## Records contained in a dataset
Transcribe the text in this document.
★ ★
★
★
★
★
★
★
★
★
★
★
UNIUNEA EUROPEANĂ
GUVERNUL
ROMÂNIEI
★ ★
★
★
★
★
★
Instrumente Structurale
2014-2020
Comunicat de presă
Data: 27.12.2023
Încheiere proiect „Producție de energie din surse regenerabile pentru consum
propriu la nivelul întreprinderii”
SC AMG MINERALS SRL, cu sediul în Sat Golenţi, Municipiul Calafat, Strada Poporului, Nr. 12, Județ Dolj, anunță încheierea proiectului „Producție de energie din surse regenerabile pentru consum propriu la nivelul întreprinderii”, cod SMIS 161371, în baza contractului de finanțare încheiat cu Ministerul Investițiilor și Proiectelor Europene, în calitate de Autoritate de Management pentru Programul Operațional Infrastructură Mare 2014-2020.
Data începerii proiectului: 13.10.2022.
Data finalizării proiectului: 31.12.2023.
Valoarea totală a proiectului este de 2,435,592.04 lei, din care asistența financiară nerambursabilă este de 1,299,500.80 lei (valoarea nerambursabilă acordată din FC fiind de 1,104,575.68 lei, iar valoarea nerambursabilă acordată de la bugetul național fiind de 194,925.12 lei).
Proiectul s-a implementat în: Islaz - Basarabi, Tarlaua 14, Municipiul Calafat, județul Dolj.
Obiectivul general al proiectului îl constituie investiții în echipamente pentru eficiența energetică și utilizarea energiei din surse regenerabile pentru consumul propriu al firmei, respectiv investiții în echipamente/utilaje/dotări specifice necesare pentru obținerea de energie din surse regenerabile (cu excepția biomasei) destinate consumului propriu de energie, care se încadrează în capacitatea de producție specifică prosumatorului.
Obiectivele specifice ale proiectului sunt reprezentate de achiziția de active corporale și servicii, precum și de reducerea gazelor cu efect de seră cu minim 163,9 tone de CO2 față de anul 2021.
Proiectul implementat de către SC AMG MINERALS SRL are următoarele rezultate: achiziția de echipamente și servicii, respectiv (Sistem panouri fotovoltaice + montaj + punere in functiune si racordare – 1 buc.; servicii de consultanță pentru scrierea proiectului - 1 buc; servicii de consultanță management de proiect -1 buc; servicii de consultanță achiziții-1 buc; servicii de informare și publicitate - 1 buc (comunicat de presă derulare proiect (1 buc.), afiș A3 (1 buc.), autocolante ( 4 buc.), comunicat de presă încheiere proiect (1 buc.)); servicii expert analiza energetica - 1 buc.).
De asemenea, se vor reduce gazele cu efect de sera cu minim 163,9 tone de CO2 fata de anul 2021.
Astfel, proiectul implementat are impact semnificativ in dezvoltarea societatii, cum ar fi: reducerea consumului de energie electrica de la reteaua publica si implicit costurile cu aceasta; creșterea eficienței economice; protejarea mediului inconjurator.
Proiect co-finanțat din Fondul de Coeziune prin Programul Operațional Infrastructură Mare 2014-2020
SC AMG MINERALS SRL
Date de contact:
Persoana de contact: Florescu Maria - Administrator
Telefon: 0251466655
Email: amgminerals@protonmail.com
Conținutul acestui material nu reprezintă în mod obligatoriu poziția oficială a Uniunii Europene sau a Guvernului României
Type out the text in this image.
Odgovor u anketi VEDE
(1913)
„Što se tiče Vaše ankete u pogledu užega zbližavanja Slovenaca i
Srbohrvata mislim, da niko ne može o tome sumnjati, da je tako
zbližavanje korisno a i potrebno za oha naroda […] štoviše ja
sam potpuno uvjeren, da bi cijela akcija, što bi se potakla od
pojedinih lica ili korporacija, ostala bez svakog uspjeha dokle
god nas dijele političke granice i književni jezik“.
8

## TASK PROMPT
Repeat exactly the lines above, starting with the line that contains "Type out the text in this image." and ending with the last line, both included, and nothing else.

## ANSWER TO THE PROBLEM
Type out the text in this image.
Odgovor u anketi VEDE
(1913)
„Što se tiče Vaše ankete u pogledu užega zbližavanja Slovenaca i
Srbohrvata mislim, da niko ne može o tome sumnjati, da je tako
zbližavanje korisno a i potrebno za oha naroda […] štoviše ja
sam potpuno uvjeren, da bi cijela akcija, što bi se potakla od
pojedinih lica ili korporacija, ostala bez svakog uspjeha dokle
god nas dijele političke granice i književni jezik“.
8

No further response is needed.